▶ _Stated goal_
Pick out all lines of the entries that include the word "grid" and copy them.

● ● ● ● ●

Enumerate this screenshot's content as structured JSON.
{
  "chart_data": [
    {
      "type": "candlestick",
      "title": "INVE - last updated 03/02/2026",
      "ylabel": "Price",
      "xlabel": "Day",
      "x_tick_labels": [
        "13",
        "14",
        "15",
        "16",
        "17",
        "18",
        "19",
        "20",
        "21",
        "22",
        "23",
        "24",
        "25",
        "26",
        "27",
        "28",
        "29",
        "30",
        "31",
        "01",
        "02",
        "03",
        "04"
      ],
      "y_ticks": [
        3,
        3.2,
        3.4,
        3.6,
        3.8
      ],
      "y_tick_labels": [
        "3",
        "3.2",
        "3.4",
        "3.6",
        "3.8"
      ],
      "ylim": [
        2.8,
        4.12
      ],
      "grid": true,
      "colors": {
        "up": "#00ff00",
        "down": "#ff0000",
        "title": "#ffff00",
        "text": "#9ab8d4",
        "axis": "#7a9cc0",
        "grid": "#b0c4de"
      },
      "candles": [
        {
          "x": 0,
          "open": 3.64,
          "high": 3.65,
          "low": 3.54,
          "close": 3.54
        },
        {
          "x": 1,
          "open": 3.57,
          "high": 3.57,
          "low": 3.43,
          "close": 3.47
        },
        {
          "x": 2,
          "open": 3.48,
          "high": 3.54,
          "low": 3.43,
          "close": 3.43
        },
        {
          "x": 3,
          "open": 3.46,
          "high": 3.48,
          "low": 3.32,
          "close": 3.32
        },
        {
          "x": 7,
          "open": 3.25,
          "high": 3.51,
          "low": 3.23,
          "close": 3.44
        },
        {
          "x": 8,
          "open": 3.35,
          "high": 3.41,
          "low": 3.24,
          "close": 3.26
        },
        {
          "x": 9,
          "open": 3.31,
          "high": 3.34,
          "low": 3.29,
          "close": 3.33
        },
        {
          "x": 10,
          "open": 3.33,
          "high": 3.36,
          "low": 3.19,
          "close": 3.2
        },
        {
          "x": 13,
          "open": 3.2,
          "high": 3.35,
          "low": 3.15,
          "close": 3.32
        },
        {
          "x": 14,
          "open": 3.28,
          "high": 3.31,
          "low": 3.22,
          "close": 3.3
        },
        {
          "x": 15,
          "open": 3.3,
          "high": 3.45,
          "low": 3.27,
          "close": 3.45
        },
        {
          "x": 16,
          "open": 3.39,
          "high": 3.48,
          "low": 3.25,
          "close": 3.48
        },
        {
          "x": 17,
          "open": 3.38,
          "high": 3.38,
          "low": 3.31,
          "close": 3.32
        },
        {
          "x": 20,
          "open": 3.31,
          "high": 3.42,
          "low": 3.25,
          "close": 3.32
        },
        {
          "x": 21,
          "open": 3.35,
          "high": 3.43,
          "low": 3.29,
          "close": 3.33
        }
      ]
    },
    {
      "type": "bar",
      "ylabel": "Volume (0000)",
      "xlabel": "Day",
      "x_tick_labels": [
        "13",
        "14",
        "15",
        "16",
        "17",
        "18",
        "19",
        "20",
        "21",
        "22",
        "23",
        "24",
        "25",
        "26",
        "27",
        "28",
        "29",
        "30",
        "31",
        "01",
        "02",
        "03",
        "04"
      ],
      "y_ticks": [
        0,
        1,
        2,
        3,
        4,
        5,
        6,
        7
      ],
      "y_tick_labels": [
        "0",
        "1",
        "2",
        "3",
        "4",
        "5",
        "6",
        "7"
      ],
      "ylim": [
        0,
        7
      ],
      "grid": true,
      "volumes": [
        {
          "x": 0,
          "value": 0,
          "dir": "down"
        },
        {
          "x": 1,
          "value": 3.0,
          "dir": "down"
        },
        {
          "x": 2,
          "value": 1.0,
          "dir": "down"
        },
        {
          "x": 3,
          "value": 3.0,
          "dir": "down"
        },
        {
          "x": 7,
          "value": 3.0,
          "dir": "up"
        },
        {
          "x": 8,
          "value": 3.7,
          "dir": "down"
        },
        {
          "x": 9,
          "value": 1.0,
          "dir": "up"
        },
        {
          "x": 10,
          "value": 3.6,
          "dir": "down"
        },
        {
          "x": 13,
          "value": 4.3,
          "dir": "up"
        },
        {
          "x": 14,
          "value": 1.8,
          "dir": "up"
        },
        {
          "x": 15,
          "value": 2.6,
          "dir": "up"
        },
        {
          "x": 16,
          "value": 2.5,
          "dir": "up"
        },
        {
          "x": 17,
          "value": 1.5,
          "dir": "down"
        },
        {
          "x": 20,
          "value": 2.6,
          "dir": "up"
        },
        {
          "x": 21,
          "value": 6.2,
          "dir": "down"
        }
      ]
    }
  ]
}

● ● ● ● ●

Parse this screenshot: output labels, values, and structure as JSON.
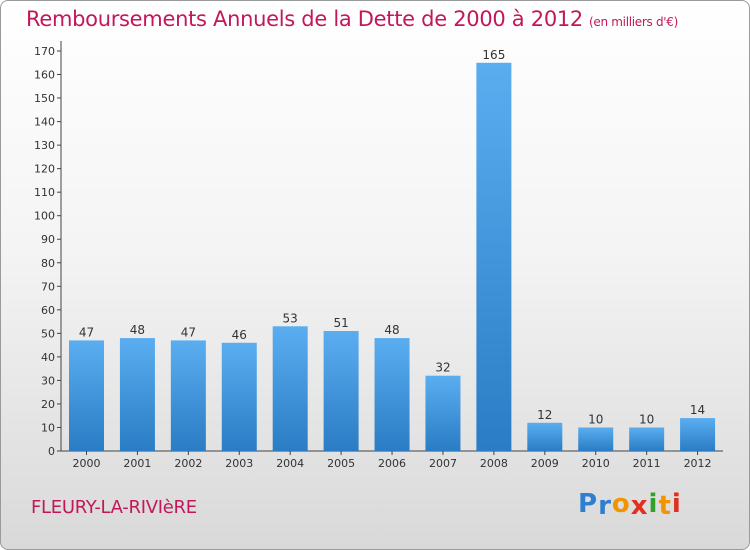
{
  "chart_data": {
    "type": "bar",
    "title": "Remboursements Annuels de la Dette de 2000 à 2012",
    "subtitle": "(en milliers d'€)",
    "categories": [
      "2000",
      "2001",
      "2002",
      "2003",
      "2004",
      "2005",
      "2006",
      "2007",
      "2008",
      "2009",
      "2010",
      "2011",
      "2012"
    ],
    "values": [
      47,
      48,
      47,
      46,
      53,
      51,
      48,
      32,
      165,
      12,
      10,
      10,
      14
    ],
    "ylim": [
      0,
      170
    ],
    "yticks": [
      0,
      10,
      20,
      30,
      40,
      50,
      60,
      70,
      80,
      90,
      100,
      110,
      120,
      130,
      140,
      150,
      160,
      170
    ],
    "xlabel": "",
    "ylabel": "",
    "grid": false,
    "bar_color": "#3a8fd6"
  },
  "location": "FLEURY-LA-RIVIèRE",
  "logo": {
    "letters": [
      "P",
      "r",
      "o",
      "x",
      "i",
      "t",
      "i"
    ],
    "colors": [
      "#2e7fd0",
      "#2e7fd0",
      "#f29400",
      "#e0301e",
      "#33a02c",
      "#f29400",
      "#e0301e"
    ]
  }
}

● ● ● ● ●

▶ _Full response_
      "grid": true,
        "grid": "#b0c4de"
      "grid": true,
    "grid": false,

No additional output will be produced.